_Set exercise_
Go through the listing and copy each line with the string "name".
◆ ◆ ◆ ◆ ◆
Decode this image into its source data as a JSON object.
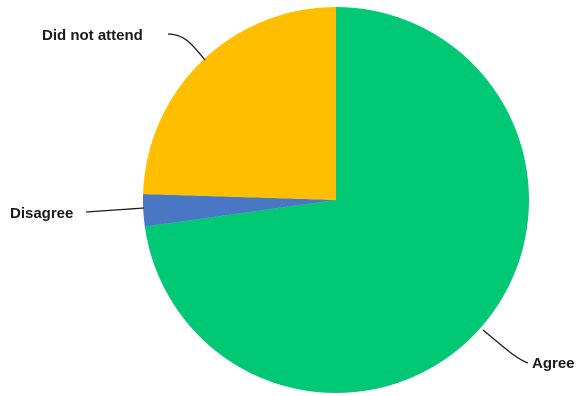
{
  "chart_data": {
    "type": "pie",
    "slices": [
      {
        "label": "Agree",
        "value": 72.8,
        "color": "#00c875"
      },
      {
        "label": "Disagree",
        "value": 2.7,
        "color": "#4a77c4"
      },
      {
        "label": "Did not attend",
        "value": 24.5,
        "color": "#ffbe00"
      }
    ],
    "title": "",
    "legend": "none",
    "start_angle": "12 o'clock",
    "direction": "clockwise"
  }
}
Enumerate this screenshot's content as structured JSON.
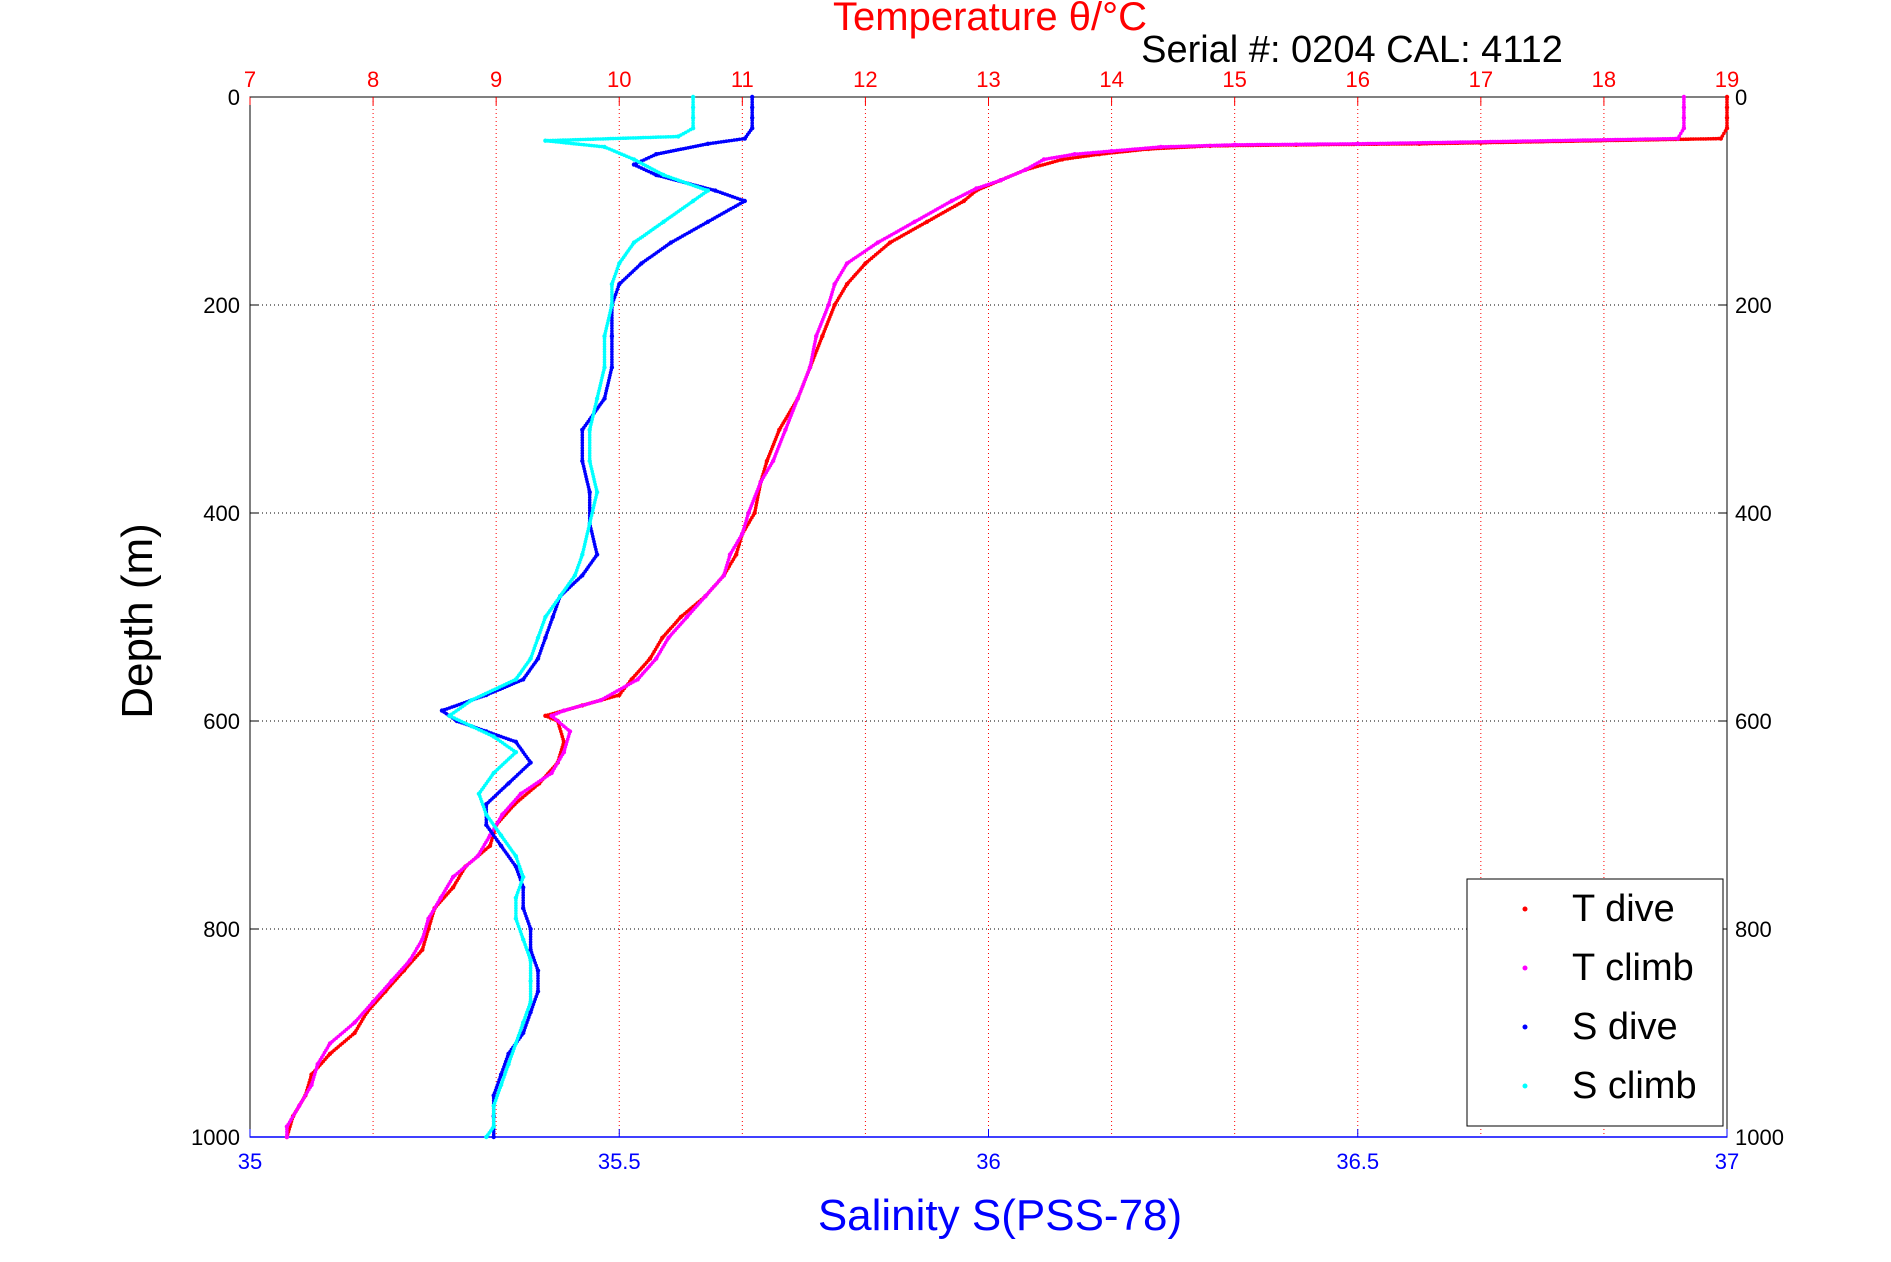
{
  "chart_data": {
    "type": "scatter",
    "serial_text": "Serial #: 0204  CAL: 4112",
    "axes": {
      "temperature": {
        "label": "Temperature θ/°C",
        "range": [
          7,
          19
        ],
        "ticks": [
          "7",
          "8",
          "9",
          "10",
          "11",
          "12",
          "13",
          "14",
          "15",
          "16",
          "17",
          "18",
          "19"
        ],
        "color": "#ff0000",
        "position": "top"
      },
      "salinity": {
        "label": "Salinity S(PSS-78)",
        "range": [
          35,
          37
        ],
        "ticks": [
          "35",
          "35.5",
          "36",
          "36.5",
          "37"
        ],
        "color": "#0000ff",
        "position": "bottom"
      },
      "depth": {
        "label": "Depth (m)",
        "range": [
          0,
          1000
        ],
        "ticks": [
          "0",
          "200",
          "400",
          "600",
          "800",
          "1000"
        ],
        "inverted": true
      }
    },
    "grid": true,
    "legend": {
      "placement": "bottom-right",
      "entries": [
        "T dive",
        "T climb",
        "S dive",
        "S climb"
      ]
    },
    "series": [
      {
        "name": "T dive",
        "axis": "temperature",
        "color": "#ff0000",
        "points": [
          [
            19.0,
            0
          ],
          [
            19.0,
            10
          ],
          [
            19.0,
            20
          ],
          [
            19.0,
            30
          ],
          [
            18.95,
            40
          ],
          [
            17.0,
            44
          ],
          [
            16.5,
            45
          ],
          [
            15.5,
            46
          ],
          [
            14.8,
            47
          ],
          [
            14.3,
            50
          ],
          [
            13.9,
            55
          ],
          [
            13.6,
            60
          ],
          [
            13.3,
            70
          ],
          [
            13.1,
            80
          ],
          [
            12.9,
            90
          ],
          [
            12.8,
            100
          ],
          [
            12.5,
            120
          ],
          [
            12.2,
            140
          ],
          [
            12.0,
            160
          ],
          [
            11.85,
            180
          ],
          [
            11.75,
            200
          ],
          [
            11.65,
            230
          ],
          [
            11.55,
            260
          ],
          [
            11.45,
            290
          ],
          [
            11.3,
            320
          ],
          [
            11.2,
            350
          ],
          [
            11.15,
            370
          ],
          [
            11.1,
            400
          ],
          [
            11.0,
            420
          ],
          [
            10.95,
            440
          ],
          [
            10.85,
            460
          ],
          [
            10.7,
            480
          ],
          [
            10.5,
            500
          ],
          [
            10.35,
            520
          ],
          [
            10.25,
            540
          ],
          [
            10.1,
            560
          ],
          [
            10.0,
            575
          ],
          [
            9.7,
            585
          ],
          [
            9.4,
            595
          ],
          [
            9.5,
            600
          ],
          [
            9.55,
            620
          ],
          [
            9.5,
            640
          ],
          [
            9.35,
            660
          ],
          [
            9.15,
            680
          ],
          [
            9.0,
            700
          ],
          [
            8.95,
            720
          ],
          [
            8.75,
            740
          ],
          [
            8.65,
            760
          ],
          [
            8.5,
            780
          ],
          [
            8.45,
            800
          ],
          [
            8.4,
            820
          ],
          [
            8.25,
            840
          ],
          [
            8.1,
            860
          ],
          [
            7.95,
            880
          ],
          [
            7.85,
            900
          ],
          [
            7.65,
            920
          ],
          [
            7.5,
            940
          ],
          [
            7.45,
            960
          ],
          [
            7.35,
            980
          ],
          [
            7.3,
            1000
          ]
        ]
      },
      {
        "name": "T climb",
        "axis": "temperature",
        "color": "#ff00ff",
        "points": [
          [
            18.65,
            0
          ],
          [
            18.65,
            10
          ],
          [
            18.65,
            20
          ],
          [
            18.65,
            30
          ],
          [
            18.6,
            40
          ],
          [
            16.0,
            45
          ],
          [
            15.0,
            46
          ],
          [
            14.4,
            48
          ],
          [
            14.0,
            52
          ],
          [
            13.7,
            55
          ],
          [
            13.45,
            60
          ],
          [
            13.3,
            70
          ],
          [
            13.1,
            80
          ],
          [
            12.9,
            88
          ],
          [
            12.7,
            100
          ],
          [
            12.4,
            120
          ],
          [
            12.1,
            140
          ],
          [
            11.85,
            160
          ],
          [
            11.75,
            180
          ],
          [
            11.7,
            200
          ],
          [
            11.6,
            230
          ],
          [
            11.55,
            260
          ],
          [
            11.45,
            290
          ],
          [
            11.35,
            320
          ],
          [
            11.25,
            350
          ],
          [
            11.15,
            370
          ],
          [
            11.05,
            400
          ],
          [
            11.0,
            420
          ],
          [
            10.9,
            440
          ],
          [
            10.85,
            460
          ],
          [
            10.7,
            480
          ],
          [
            10.55,
            500
          ],
          [
            10.4,
            520
          ],
          [
            10.3,
            540
          ],
          [
            10.15,
            560
          ],
          [
            9.85,
            580
          ],
          [
            9.55,
            590
          ],
          [
            9.45,
            595
          ],
          [
            9.6,
            610
          ],
          [
            9.55,
            630
          ],
          [
            9.45,
            650
          ],
          [
            9.2,
            670
          ],
          [
            9.05,
            690
          ],
          [
            8.95,
            710
          ],
          [
            8.85,
            730
          ],
          [
            8.65,
            750
          ],
          [
            8.55,
            770
          ],
          [
            8.45,
            790
          ],
          [
            8.4,
            810
          ],
          [
            8.3,
            830
          ],
          [
            8.15,
            850
          ],
          [
            8.0,
            870
          ],
          [
            7.85,
            890
          ],
          [
            7.65,
            910
          ],
          [
            7.55,
            930
          ],
          [
            7.5,
            950
          ],
          [
            7.4,
            970
          ],
          [
            7.3,
            990
          ],
          [
            7.3,
            1000
          ]
        ]
      },
      {
        "name": "S dive",
        "axis": "salinity",
        "color": "#0000ff",
        "points": [
          [
            35.68,
            0
          ],
          [
            35.68,
            10
          ],
          [
            35.68,
            20
          ],
          [
            35.68,
            30
          ],
          [
            35.67,
            40
          ],
          [
            35.62,
            45
          ],
          [
            35.55,
            55
          ],
          [
            35.52,
            65
          ],
          [
            35.55,
            75
          ],
          [
            35.63,
            90
          ],
          [
            35.67,
            100
          ],
          [
            35.62,
            120
          ],
          [
            35.57,
            140
          ],
          [
            35.53,
            160
          ],
          [
            35.5,
            180
          ],
          [
            35.49,
            200
          ],
          [
            35.49,
            230
          ],
          [
            35.49,
            260
          ],
          [
            35.48,
            290
          ],
          [
            35.45,
            320
          ],
          [
            35.45,
            350
          ],
          [
            35.46,
            380
          ],
          [
            35.46,
            410
          ],
          [
            35.47,
            440
          ],
          [
            35.45,
            460
          ],
          [
            35.42,
            480
          ],
          [
            35.41,
            500
          ],
          [
            35.4,
            520
          ],
          [
            35.39,
            540
          ],
          [
            35.37,
            560
          ],
          [
            35.32,
            575
          ],
          [
            35.26,
            590
          ],
          [
            35.28,
            600
          ],
          [
            35.32,
            610
          ],
          [
            35.36,
            620
          ],
          [
            35.38,
            640
          ],
          [
            35.35,
            660
          ],
          [
            35.32,
            680
          ],
          [
            35.32,
            700
          ],
          [
            35.34,
            720
          ],
          [
            35.36,
            740
          ],
          [
            35.37,
            760
          ],
          [
            35.37,
            780
          ],
          [
            35.38,
            800
          ],
          [
            35.38,
            820
          ],
          [
            35.39,
            840
          ],
          [
            35.39,
            860
          ],
          [
            35.38,
            880
          ],
          [
            35.37,
            900
          ],
          [
            35.35,
            920
          ],
          [
            35.34,
            940
          ],
          [
            35.33,
            960
          ],
          [
            35.33,
            980
          ],
          [
            35.33,
            1000
          ]
        ]
      },
      {
        "name": "S climb",
        "axis": "salinity",
        "color": "#00ffff",
        "points": [
          [
            35.6,
            0
          ],
          [
            35.6,
            10
          ],
          [
            35.6,
            20
          ],
          [
            35.6,
            30
          ],
          [
            35.58,
            38
          ],
          [
            35.4,
            42
          ],
          [
            35.48,
            48
          ],
          [
            35.52,
            60
          ],
          [
            35.56,
            75
          ],
          [
            35.62,
            90
          ],
          [
            35.6,
            100
          ],
          [
            35.56,
            120
          ],
          [
            35.52,
            140
          ],
          [
            35.5,
            160
          ],
          [
            35.49,
            180
          ],
          [
            35.49,
            200
          ],
          [
            35.48,
            230
          ],
          [
            35.48,
            260
          ],
          [
            35.47,
            290
          ],
          [
            35.46,
            320
          ],
          [
            35.46,
            350
          ],
          [
            35.47,
            380
          ],
          [
            35.46,
            410
          ],
          [
            35.45,
            440
          ],
          [
            35.44,
            460
          ],
          [
            35.42,
            480
          ],
          [
            35.4,
            500
          ],
          [
            35.39,
            520
          ],
          [
            35.38,
            540
          ],
          [
            35.36,
            560
          ],
          [
            35.3,
            580
          ],
          [
            35.27,
            595
          ],
          [
            35.3,
            605
          ],
          [
            35.33,
            615
          ],
          [
            35.36,
            630
          ],
          [
            35.33,
            650
          ],
          [
            35.31,
            670
          ],
          [
            35.32,
            690
          ],
          [
            35.34,
            710
          ],
          [
            35.36,
            730
          ],
          [
            35.37,
            750
          ],
          [
            35.36,
            770
          ],
          [
            35.36,
            790
          ],
          [
            35.37,
            810
          ],
          [
            35.38,
            830
          ],
          [
            35.38,
            850
          ],
          [
            35.38,
            870
          ],
          [
            35.37,
            890
          ],
          [
            35.36,
            910
          ],
          [
            35.35,
            930
          ],
          [
            35.34,
            950
          ],
          [
            35.33,
            970
          ],
          [
            35.33,
            990
          ],
          [
            35.32,
            1000
          ]
        ]
      }
    ]
  }
}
◆ ◆ ◆ ◆ ◆
_Result of the task_
        "name": "T dive",
        "name": "T climb",
        "name": "S dive",
        "name": "S climb",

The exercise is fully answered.